(Records provided)
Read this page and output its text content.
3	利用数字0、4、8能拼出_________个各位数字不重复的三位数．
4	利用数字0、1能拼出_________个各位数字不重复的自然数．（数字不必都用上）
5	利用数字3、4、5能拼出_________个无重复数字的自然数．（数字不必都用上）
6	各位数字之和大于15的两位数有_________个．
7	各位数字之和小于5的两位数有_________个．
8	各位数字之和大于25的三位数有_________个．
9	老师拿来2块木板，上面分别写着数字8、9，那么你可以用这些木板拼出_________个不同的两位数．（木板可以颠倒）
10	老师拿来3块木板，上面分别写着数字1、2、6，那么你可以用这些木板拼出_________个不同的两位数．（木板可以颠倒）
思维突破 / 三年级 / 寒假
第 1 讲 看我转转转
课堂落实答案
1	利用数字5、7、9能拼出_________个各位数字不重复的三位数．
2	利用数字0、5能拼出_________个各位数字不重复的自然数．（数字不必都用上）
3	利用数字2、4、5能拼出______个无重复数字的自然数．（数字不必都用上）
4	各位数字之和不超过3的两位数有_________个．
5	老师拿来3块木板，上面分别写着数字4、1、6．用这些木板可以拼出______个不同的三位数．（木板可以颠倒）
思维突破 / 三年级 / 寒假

(Work to do)
Print out every record again, exactly and in full.

(Response for this exercise)
Read this page and output its text content.
3	利用数字0、4、8能拼出_________个各位数字不重复的三位数．
4	利用数字0、1能拼出_________个各位数字不重复的自然数．（数字不必都用上）
5	利用数字3、4、5能拼出_________个无重复数字的自然数．（数字不必都用上）
6	各位数字之和大于15的两位数有_________个．
7	各位数字之和小于5的两位数有_________个．
8	各位数字之和大于25的三位数有_________个．
9	老师拿来2块木板，上面分别写着数字8、9，那么你可以用这些木板拼出_________个不同的两位数．（木板可以颠倒）
10	老师拿来3块木板，上面分别写着数字1、2、6，那么你可以用这些木板拼出_________个不同的两位数．（木板可以颠倒）
思维突破 / 三年级 / 寒假
第 1 讲 看我转转转
课堂落实答案
1	利用数字5、7、9能拼出_________个各位数字不重复的三位数．
2	利用数字0、5能拼出_________个各位数字不重复的自然数．（数字不必都用上）
3	利用数字2、4、5能拼出______个无重复数字的自然数．（数字不必都用上）
4	各位数字之和不超过3的两位数有_________个．
5	老师拿来3块木板，上面分别写着数字4、1、6．用这些木板可以拼出______个不同的三位数．（木板可以颠倒）
思维突破 / 三年级 / 寒假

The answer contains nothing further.